_GIVEN PROBLEM_.
Wherever the string "genetic" appears in the listing, copy that line.

** Start of DATA EXCERPTS **

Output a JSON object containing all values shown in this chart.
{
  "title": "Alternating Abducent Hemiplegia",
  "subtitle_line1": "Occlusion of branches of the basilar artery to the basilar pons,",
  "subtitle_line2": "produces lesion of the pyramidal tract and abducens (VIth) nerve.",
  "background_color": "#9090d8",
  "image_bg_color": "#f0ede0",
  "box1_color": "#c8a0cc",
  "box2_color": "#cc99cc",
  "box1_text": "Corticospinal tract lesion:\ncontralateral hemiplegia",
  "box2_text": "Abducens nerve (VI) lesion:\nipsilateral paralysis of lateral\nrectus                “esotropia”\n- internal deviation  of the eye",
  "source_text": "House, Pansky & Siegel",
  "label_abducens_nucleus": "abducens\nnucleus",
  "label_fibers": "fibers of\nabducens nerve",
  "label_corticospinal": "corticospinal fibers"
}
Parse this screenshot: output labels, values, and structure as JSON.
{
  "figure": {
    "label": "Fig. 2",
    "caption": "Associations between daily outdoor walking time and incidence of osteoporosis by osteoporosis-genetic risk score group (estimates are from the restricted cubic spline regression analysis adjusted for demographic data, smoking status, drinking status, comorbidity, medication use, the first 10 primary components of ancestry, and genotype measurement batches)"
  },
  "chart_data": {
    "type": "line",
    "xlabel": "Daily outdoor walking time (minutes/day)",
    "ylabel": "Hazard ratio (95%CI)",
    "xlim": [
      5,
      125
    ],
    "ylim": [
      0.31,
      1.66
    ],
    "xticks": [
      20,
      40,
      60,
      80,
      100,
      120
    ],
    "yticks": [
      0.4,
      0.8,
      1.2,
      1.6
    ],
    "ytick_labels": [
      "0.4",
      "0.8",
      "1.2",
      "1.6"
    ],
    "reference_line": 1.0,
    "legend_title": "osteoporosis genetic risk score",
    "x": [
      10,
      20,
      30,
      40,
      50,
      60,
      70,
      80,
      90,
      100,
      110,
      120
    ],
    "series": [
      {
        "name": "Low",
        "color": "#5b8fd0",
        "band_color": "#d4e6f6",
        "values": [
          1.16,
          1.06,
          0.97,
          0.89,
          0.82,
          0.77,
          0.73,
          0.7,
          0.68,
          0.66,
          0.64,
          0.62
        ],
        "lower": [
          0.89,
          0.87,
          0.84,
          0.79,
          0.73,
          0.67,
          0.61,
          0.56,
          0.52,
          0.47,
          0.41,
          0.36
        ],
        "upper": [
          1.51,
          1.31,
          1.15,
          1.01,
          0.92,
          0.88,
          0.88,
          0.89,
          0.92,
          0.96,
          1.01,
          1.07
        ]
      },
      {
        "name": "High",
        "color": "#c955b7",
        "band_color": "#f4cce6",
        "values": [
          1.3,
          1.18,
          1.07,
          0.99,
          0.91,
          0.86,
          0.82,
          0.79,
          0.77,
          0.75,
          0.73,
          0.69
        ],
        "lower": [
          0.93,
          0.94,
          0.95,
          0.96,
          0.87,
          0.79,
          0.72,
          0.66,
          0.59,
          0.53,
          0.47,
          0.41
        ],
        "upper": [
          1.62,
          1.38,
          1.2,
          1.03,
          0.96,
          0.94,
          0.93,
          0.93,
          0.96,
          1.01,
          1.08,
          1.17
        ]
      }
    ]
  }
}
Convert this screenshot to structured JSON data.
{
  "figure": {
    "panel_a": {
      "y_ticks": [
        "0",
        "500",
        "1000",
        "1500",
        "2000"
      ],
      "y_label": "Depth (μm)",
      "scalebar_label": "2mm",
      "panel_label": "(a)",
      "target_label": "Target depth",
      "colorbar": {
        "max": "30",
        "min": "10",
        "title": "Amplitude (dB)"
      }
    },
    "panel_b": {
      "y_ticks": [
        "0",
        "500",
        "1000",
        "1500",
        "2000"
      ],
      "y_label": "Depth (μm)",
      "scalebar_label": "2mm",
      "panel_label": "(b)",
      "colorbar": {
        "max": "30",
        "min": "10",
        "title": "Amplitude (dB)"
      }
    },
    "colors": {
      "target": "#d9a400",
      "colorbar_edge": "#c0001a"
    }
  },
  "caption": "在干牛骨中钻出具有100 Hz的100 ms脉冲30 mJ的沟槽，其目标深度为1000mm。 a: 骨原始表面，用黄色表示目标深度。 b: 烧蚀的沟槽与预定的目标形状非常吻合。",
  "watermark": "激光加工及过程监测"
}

** End of DATA EXCERPTS **

_COMPLETED EXERCISE_.
    "caption": "Associations between daily outdoor walking time and incidence of osteoporosis by osteoporosis-genetic risk score group (estimates are from the restricted cubic spline regression analysis adjusted for demographic data, smoking status, drinking status, comorbidity, medication use, the first 10 primary components of ancestry, and genotype measurement batches)"
    "legend_title": "osteoporosis genetic risk score",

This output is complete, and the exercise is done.